Confidence-Based Self-Training for EMG-to-Speech: Leveraging Synthetic EMG for Robust Modeling
Xiaodan Chen, Xiaoxue Gao, Mathias Quoy, Alexandre Pitti, Nancy F. Chen
TL;DR
This work tackles data scarcity in voiced EMG-to-Speech by introducing Confidence-based Multi-Speaker Self-training (CoM2S) and Libri-EMG, a time-aligned multi-speaker EMG dataset generated from LibriSpeech. By generating synthetic EMG conditioned on speaker-independent speech units and applying confidence-based phoneme filtering, the method selects high-quality pseudo-labeled data for self-training, achieving substantial gains in WER and phoneme accuracy. A 1:1 real-to-synthetic mix and a train-from-scratch regime demonstrate strong improvements, including cross-dataset generalization to Libri-EMG and enhanced subjective intelligibility and quality. These results suggest synthetic data, properly filtered, can robustly augment V-ETS models, reducing reliance on costly EMG collection and enabling more scalable, multi-speaker speech reconstruction from muscle activity; the authors also release Libri-EMG and code for future research.

CHECK YOUR UNDERSTANDING:
**a.** List every author named in the EMG-to-Speech summary.
**b.** Using the EMG-to-Speech summary, answer each question briefly on its own line:
(i) What is the full name that CoM2S abbreviates?
(ii) From which dataset is Libri-EMG generated?
(iii) What mix of real to synthetic data does the summary report?

RECORDS PROVIDED:
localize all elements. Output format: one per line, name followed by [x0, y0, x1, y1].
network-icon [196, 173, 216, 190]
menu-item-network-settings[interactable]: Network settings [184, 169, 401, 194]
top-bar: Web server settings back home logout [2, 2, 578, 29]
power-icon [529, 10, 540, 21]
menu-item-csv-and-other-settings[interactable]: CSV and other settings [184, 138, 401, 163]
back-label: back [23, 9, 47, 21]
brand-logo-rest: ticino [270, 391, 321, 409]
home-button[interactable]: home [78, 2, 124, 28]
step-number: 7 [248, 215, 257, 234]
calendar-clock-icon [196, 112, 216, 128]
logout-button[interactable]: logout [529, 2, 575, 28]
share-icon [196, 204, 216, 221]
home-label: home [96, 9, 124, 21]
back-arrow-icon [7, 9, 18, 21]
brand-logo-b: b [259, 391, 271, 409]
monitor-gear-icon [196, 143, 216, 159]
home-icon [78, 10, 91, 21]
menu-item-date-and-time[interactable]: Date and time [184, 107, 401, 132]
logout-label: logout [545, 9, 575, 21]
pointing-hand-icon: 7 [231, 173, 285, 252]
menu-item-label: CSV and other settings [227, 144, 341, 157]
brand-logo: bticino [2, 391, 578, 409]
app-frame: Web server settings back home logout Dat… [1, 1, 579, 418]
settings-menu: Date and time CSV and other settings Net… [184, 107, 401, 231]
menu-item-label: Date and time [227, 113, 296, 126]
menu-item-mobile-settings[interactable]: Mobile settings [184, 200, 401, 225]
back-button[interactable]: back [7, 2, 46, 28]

ANSWERS FOR THE TASKS:
**a.** Xiaodan Chen, Xiaoxue Gao, Mathias Quoy, Alexandre Pitti, Nancy F. Chen

**b.**
(i) Confidence-based Multi-Speaker Self-training
(ii) LibriSpeech
(iii) A 1:1 real-to-synthetic mix